**To do**
Determine how many lines contain the string "name", then reply with that figure only.

**Raw records**
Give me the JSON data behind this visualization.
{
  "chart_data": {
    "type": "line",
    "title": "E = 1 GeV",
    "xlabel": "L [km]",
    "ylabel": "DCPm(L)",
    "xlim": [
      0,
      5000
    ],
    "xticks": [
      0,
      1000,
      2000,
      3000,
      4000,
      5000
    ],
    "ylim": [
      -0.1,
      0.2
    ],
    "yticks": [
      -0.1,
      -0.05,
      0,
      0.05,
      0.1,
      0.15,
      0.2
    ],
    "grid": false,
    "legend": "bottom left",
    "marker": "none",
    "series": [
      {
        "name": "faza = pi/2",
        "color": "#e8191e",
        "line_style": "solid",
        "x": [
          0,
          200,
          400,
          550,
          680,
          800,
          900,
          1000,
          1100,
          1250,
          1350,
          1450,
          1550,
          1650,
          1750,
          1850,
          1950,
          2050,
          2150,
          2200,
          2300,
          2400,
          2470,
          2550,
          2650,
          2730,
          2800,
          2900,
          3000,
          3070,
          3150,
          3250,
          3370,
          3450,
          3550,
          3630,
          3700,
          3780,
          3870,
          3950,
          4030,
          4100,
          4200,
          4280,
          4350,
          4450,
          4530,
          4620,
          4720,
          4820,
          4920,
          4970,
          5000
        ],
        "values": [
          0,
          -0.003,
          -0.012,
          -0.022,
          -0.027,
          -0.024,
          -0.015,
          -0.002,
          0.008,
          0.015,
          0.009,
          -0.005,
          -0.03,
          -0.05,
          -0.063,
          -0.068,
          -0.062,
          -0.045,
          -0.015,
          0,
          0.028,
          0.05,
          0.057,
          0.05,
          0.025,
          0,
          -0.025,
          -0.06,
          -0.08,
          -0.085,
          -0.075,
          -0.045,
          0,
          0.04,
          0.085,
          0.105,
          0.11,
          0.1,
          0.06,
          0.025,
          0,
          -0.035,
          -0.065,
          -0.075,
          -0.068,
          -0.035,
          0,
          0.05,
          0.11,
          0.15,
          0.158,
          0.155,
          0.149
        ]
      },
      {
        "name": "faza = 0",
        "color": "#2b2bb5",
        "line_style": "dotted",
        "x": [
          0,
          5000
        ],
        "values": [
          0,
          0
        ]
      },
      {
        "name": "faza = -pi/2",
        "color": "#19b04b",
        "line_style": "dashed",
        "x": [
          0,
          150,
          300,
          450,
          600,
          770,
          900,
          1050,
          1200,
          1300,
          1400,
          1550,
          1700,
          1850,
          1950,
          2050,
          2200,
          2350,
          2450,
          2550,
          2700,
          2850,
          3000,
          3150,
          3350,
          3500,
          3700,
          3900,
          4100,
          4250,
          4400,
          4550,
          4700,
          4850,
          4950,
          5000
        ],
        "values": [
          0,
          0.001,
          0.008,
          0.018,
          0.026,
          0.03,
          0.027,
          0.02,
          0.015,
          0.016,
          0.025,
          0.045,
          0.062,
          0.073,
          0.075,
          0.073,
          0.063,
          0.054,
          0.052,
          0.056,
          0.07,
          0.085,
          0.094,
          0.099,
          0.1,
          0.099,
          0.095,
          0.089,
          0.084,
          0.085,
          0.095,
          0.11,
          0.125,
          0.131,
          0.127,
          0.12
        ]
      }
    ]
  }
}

**Exercise answer**
3